• Written problem:
In the material below, find each line holding the string "structured" and copy it.

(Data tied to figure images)

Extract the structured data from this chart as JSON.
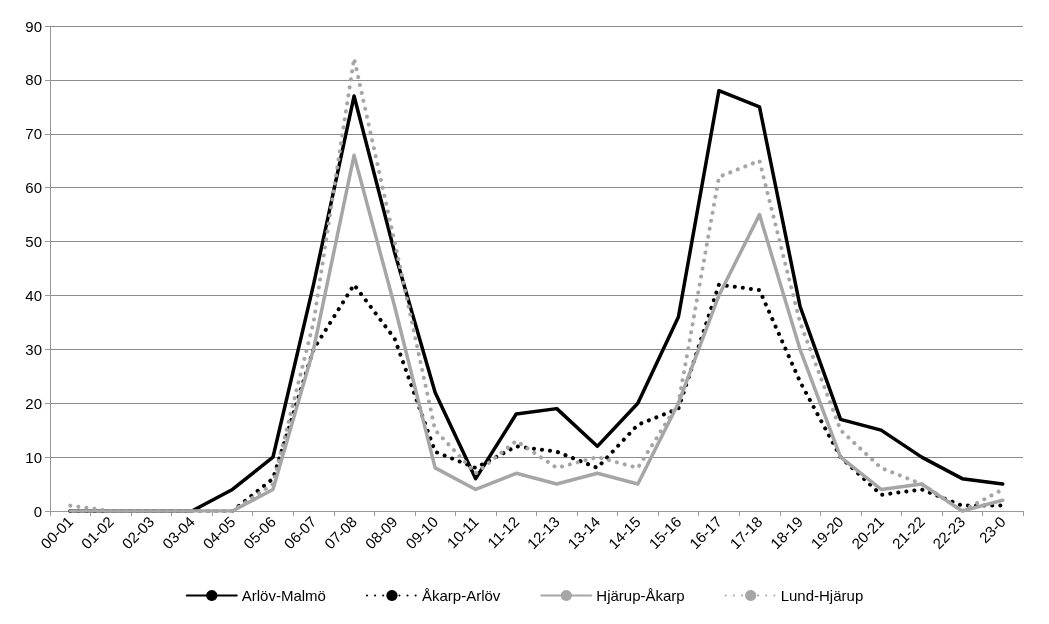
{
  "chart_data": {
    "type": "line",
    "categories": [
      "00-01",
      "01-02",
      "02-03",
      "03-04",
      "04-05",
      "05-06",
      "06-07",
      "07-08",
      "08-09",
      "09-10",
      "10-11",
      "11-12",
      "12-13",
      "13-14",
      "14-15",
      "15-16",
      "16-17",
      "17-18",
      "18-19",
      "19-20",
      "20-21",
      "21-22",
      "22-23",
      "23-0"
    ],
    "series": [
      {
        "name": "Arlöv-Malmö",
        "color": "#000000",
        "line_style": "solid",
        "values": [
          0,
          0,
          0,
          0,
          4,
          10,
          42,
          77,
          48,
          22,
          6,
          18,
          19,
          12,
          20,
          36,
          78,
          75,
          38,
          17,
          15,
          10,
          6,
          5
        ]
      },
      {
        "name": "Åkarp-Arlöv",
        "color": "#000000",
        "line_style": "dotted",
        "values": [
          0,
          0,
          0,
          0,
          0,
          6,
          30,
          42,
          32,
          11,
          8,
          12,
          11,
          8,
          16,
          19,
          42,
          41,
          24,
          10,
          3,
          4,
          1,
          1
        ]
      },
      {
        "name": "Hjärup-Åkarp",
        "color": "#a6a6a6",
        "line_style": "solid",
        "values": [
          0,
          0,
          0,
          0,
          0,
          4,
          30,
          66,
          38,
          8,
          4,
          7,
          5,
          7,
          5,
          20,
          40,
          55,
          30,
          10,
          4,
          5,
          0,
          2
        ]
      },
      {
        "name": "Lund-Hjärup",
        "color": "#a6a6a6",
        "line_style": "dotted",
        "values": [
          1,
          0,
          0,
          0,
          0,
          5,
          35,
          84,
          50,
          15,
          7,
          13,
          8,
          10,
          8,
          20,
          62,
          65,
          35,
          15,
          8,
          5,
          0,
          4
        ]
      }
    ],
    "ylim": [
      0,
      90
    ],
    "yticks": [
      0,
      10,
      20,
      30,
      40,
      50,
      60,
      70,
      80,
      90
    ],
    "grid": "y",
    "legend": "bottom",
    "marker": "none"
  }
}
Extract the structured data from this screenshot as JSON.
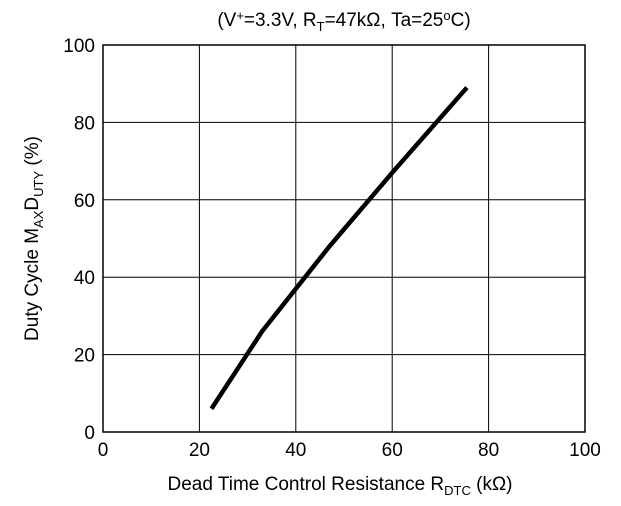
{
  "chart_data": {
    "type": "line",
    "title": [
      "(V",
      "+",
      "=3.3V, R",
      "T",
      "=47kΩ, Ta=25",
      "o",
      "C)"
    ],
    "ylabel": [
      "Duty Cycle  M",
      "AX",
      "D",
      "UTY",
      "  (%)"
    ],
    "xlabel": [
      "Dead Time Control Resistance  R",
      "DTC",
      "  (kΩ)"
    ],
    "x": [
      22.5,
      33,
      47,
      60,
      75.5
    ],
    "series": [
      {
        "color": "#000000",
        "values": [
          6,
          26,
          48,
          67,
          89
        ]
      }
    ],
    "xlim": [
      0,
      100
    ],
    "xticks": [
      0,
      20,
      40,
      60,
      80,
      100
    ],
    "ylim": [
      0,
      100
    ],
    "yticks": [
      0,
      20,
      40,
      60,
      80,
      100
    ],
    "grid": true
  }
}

• Written reply:
Extract the structured data from this chart as JSON.
Extract the structured data from this screenshot as JSON.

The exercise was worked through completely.